### ITEMS
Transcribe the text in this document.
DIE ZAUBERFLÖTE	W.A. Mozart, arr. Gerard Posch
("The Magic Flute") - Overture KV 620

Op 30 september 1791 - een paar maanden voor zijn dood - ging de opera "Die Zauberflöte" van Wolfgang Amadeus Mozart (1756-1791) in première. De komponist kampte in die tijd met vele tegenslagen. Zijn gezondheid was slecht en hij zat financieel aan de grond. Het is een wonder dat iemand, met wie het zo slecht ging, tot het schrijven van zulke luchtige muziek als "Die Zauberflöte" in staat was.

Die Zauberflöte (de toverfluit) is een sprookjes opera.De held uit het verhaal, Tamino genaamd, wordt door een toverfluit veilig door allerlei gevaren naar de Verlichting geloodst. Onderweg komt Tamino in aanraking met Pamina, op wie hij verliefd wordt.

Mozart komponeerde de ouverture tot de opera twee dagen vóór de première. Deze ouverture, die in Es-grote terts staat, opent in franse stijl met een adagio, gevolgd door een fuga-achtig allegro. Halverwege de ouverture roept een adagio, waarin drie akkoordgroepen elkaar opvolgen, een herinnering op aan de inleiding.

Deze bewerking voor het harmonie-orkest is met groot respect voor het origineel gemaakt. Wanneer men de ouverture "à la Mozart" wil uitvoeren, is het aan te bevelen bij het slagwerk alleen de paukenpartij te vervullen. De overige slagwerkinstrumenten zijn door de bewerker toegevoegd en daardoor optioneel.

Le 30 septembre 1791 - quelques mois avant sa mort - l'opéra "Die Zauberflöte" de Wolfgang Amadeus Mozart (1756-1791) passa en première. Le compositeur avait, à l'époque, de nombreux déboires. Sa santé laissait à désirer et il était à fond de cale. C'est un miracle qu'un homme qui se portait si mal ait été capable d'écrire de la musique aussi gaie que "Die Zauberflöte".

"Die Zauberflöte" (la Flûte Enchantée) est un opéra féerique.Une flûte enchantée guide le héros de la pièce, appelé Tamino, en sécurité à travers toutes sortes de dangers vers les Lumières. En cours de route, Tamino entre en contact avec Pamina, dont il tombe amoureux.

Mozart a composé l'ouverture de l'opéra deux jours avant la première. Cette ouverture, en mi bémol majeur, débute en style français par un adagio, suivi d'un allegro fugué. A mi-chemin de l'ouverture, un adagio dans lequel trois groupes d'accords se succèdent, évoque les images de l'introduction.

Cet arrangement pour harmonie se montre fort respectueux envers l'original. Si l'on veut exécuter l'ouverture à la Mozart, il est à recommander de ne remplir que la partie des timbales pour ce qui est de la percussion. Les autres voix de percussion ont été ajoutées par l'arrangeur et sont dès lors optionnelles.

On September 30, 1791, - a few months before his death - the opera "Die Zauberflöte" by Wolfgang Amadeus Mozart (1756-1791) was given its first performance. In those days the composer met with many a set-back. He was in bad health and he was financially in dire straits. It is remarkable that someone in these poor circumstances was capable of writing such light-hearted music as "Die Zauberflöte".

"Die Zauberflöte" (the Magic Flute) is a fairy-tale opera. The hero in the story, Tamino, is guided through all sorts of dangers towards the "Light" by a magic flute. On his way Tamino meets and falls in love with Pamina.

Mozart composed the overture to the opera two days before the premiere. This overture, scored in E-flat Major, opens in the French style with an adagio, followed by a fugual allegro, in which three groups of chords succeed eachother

### TASK INSTRUCTIONS
Output the full listing without altering anything.

### RESPONSE TO THIS TASK
Transcribe the text in this document.
DIE ZAUBERFLÖTE	W.A. Mozart, arr. Gerard Posch
("The Magic Flute") - Overture KV 620

Op 30 september 1791 - een paar maanden voor zijn dood - ging de opera "Die Zauberflöte" van Wolfgang Amadeus Mozart (1756-1791) in première. De komponist kampte in die tijd met vele tegenslagen. Zijn gezondheid was slecht en hij zat financieel aan de grond. Het is een wonder dat iemand, met wie het zo slecht ging, tot het schrijven van zulke luchtige muziek als "Die Zauberflöte" in staat was.

Die Zauberflöte (de toverfluit) is een sprookjes opera.De held uit het verhaal, Tamino genaamd, wordt door een toverfluit veilig door allerlei gevaren naar de Verlichting geloodst. Onderweg komt Tamino in aanraking met Pamina, op wie hij verliefd wordt.

Mozart komponeerde de ouverture tot de opera twee dagen vóór de première. Deze ouverture, die in Es-grote terts staat, opent in franse stijl met een adagio, gevolgd door een fuga-achtig allegro. Halverwege de ouverture roept een adagio, waarin drie akkoordgroepen elkaar opvolgen, een herinnering op aan de inleiding.

Deze bewerking voor het harmonie-orkest is met groot respect voor het origineel gemaakt. Wanneer men de ouverture "à la Mozart" wil uitvoeren, is het aan te bevelen bij het slagwerk alleen de paukenpartij te vervullen. De overige slagwerkinstrumenten zijn door de bewerker toegevoegd en daardoor optioneel.

Le 30 septembre 1791 - quelques mois avant sa mort - l'opéra "Die Zauberflöte" de Wolfgang Amadeus Mozart (1756-1791) passa en première. Le compositeur avait, à l'époque, de nombreux déboires. Sa santé laissait à désirer et il était à fond de cale. C'est un miracle qu'un homme qui se portait si mal ait été capable d'écrire de la musique aussi gaie que "Die Zauberflöte".

"Die Zauberflöte" (la Flûte Enchantée) est un opéra féerique.Une flûte enchantée guide le héros de la pièce, appelé Tamino, en sécurité à travers toutes sortes de dangers vers les Lumières. En cours de route, Tamino entre en contact avec Pamina, dont il tombe amoureux.

Mozart a composé l'ouverture de l'opéra deux jours avant la première. Cette ouverture, en mi bémol majeur, débute en style français par un adagio, suivi d'un allegro fugué. A mi-chemin de l'ouverture, un adagio dans lequel trois groupes d'accords se succèdent, évoque les images de l'introduction.

Cet arrangement pour harmonie se montre fort respectueux envers l'original. Si l'on veut exécuter l'ouverture à la Mozart, il est à recommander de ne remplir que la partie des timbales pour ce qui est de la percussion. Les autres voix de percussion ont été ajoutées par l'arrangeur et sont dès lors optionnelles.

On September 30, 1791, - a few months before his death - the opera "Die Zauberflöte" by Wolfgang Amadeus Mozart (1756-1791) was given its first performance. In those days the composer met with many a set-back. He was in bad health and he was financially in dire straits. It is remarkable that someone in these poor circumstances was capable of writing such light-hearted music as "Die Zauberflöte".

"Die Zauberflöte" (the Magic Flute) is a fairy-tale opera. The hero in the story, Tamino, is guided through all sorts of dangers towards the "Light" by a magic flute. On his way Tamino meets and falls in love with Pamina.

Mozart composed the overture to the opera two days before the premiere. This overture, scored in E-flat Major, opens in the French style with an adagio, followed by a fugual allegro, in which three groups of chords succeed eachother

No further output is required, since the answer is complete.